● **Work to complete**:
What lines of the data hold the string "name"? Pull each one out.
## BEGIN Entries provided
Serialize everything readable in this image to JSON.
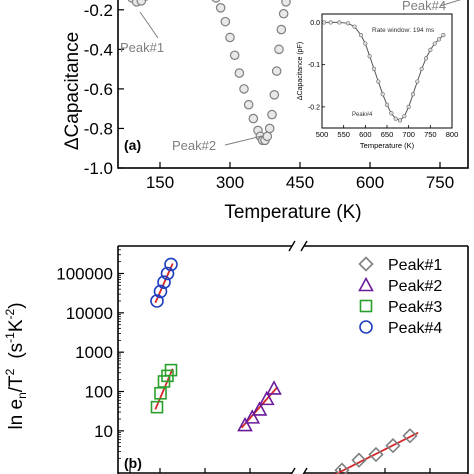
{
  "chart_data": [
    {
      "type": "scatter",
      "panel_label": "(a)",
      "xlabel": "Temperature (K)",
      "ylabel": "ΔCapacitance",
      "xlim": [
        60,
        810
      ],
      "ylim": [
        -1.0,
        -0.1
      ],
      "x_ticks": [
        150,
        300,
        450,
        600,
        750
      ],
      "x_tick_labels": [
        "150",
        "300",
        "450",
        "600",
        "750"
      ],
      "y_ticks": [
        -0.2,
        -0.4,
        -0.6,
        -0.8,
        -1.0
      ],
      "y_tick_labels": [
        "-0.2",
        "-0.4",
        "-0.6",
        "-0.8",
        "-1.0"
      ],
      "marker_color": "#7f7f7f",
      "series": [
        {
          "x": [
            80,
            90,
            100,
            110,
            120,
            150,
            180,
            210,
            240,
            255,
            270,
            280,
            290,
            300,
            310,
            320,
            330,
            340,
            350,
            360,
            365,
            370,
            375,
            380,
            385,
            390,
            395,
            400,
            405,
            410,
            415,
            420,
            430,
            440
          ],
          "y": [
            -0.12,
            -0.14,
            -0.16,
            -0.155,
            -0.13,
            -0.11,
            -0.1,
            -0.1,
            -0.1,
            -0.11,
            -0.14,
            -0.19,
            -0.26,
            -0.34,
            -0.43,
            -0.52,
            -0.6,
            -0.68,
            -0.75,
            -0.81,
            -0.84,
            -0.86,
            -0.86,
            -0.84,
            -0.8,
            -0.73,
            -0.63,
            -0.51,
            -0.4,
            -0.3,
            -0.22,
            -0.16,
            -0.12,
            -0.1
          ]
        }
      ],
      "annotations": [
        "Peak#1",
        "Peak#2",
        "Peak#4"
      ],
      "inset": {
        "type": "line",
        "xlabel": "Temperature (K)",
        "ylabel": "ΔCapacitance (pF)",
        "text": "Rate window: 194 ms",
        "annotation": "Peak#4",
        "xlim": [
          500,
          800
        ],
        "ylim": [
          -0.25,
          0.02
        ],
        "x_ticks": [
          500,
          550,
          600,
          650,
          700,
          750,
          800
        ],
        "x_tick_labels": [
          "500",
          "550",
          "600",
          "650",
          "700",
          "750",
          "800"
        ],
        "y_ticks": [
          0.0,
          -0.1,
          -0.2
        ],
        "y_tick_labels": [
          "0.0",
          "-0.1",
          "-0.2"
        ],
        "x": [
          505,
          520,
          540,
          560,
          575,
          590,
          600,
          610,
          620,
          630,
          640,
          650,
          660,
          670,
          680,
          690,
          700,
          710,
          720,
          730,
          740,
          750,
          760,
          770,
          780
        ],
        "y": [
          0.0,
          0.0,
          0.0,
          -0.002,
          -0.01,
          -0.03,
          -0.05,
          -0.08,
          -0.11,
          -0.14,
          -0.17,
          -0.195,
          -0.215,
          -0.228,
          -0.232,
          -0.222,
          -0.2,
          -0.17,
          -0.14,
          -0.11,
          -0.085,
          -0.065,
          -0.05,
          -0.04,
          -0.03
        ]
      }
    },
    {
      "type": "scatter",
      "panel_label": "(b)",
      "ylabel": "ln e_n/T^2  (s^-1 K^-2)",
      "ylabel_parts": [
        "ln e",
        "n",
        "/T",
        "2",
        "(s",
        "-1",
        "K",
        "-2",
        ")"
      ],
      "y_scale": "log",
      "ylim": [
        0.8,
        500000
      ],
      "y_ticks": [
        10,
        100,
        1000,
        10000,
        100000
      ],
      "y_tick_labels": [
        "10",
        "100",
        "1000",
        "10000",
        "100000"
      ],
      "x_axis_break": true,
      "legend_position": "top-right",
      "series": [
        {
          "name": "Peak#1",
          "marker": "diamond",
          "color": "#7f7f7f",
          "x": [
            0,
            1,
            2,
            3,
            4
          ],
          "y": [
            1.0,
            1.8,
            2.5,
            4.2,
            7.5
          ],
          "fit_line": {
            "color": "#d62728",
            "y_start": 0.75,
            "y_end": 9.0
          }
        },
        {
          "name": "Peak#2",
          "marker": "triangle",
          "color": "#6a1b9a",
          "x": [
            0,
            1,
            2,
            3,
            4
          ],
          "y": [
            14,
            22,
            35,
            65,
            120
          ],
          "fit_line": {
            "color": "#d62728",
            "y_start": 12,
            "y_end": 130
          }
        },
        {
          "name": "Peak#3",
          "marker": "square",
          "color": "#2ca02c",
          "x": [
            0,
            1,
            2,
            3,
            4
          ],
          "y": [
            40,
            90,
            180,
            250,
            350
          ],
          "fit_line": {
            "color": "#d62728",
            "y_start": 35,
            "y_end": 380
          }
        },
        {
          "name": "Peak#4",
          "marker": "circle",
          "color": "#1f3fbf",
          "x": [
            0,
            1,
            2,
            3,
            4
          ],
          "y": [
            20000,
            35000,
            60000,
            100000,
            170000
          ],
          "fit_line": {
            "color": "#d62728",
            "y_start": 18000,
            "y_end": 180000
          }
        }
      ]
    }
  ]
}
## END Entries provided
● **Solution below**:
          "name": "Peak#1",
          "name": "Peak#2",
          "name": "Peak#3",
          "name": "Peak#4",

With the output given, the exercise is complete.